* DATA TO USE *
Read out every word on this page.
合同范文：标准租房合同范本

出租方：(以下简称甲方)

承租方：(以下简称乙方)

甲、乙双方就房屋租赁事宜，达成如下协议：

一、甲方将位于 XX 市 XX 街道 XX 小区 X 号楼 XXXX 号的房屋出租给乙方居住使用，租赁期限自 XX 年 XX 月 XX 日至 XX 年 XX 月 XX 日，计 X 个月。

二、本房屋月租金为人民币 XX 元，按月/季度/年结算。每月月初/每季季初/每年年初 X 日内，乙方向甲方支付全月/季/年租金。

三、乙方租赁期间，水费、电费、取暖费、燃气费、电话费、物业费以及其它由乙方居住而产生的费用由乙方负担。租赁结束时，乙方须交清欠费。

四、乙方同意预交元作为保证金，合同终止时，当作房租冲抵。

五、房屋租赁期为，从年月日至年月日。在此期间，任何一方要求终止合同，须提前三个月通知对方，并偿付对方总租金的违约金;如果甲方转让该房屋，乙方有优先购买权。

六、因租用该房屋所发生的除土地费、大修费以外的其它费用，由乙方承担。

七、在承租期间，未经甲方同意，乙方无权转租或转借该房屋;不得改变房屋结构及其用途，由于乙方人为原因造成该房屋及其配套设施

* GIVEN TASK *
Write out every line of the records exactly.

* OUTPUT FOR THIS TASK *
Read out every word on this page.
合同范文：标准租房合同范本

出租方：(以下简称甲方)

承租方：(以下简称乙方)

甲、乙双方就房屋租赁事宜，达成如下协议：

一、甲方将位于 XX 市 XX 街道 XX 小区 X 号楼 XXXX 号的房屋出租给乙方居住使用，租赁期限自 XX 年 XX 月 XX 日至 XX 年 XX 月 XX 日，计 X 个月。

二、本房屋月租金为人民币 XX 元，按月/季度/年结算。每月月初/每季季初/每年年初 X 日内，乙方向甲方支付全月/季/年租金。

三、乙方租赁期间，水费、电费、取暖费、燃气费、电话费、物业费以及其它由乙方居住而产生的费用由乙方负担。租赁结束时，乙方须交清欠费。

四、乙方同意预交元作为保证金，合同终止时，当作房租冲抵。

五、房屋租赁期为，从年月日至年月日。在此期间，任何一方要求终止合同，须提前三个月通知对方，并偿付对方总租金的违约金;如果甲方转让该房屋，乙方有优先购买权。

六、因租用该房屋所发生的除土地费、大修费以外的其它费用，由乙方承担。

七、在承租期间，未经甲方同意，乙方无权转租或转借该房屋;不得改变房屋结构及其用途，由于乙方人为原因造成该房屋及其配套设施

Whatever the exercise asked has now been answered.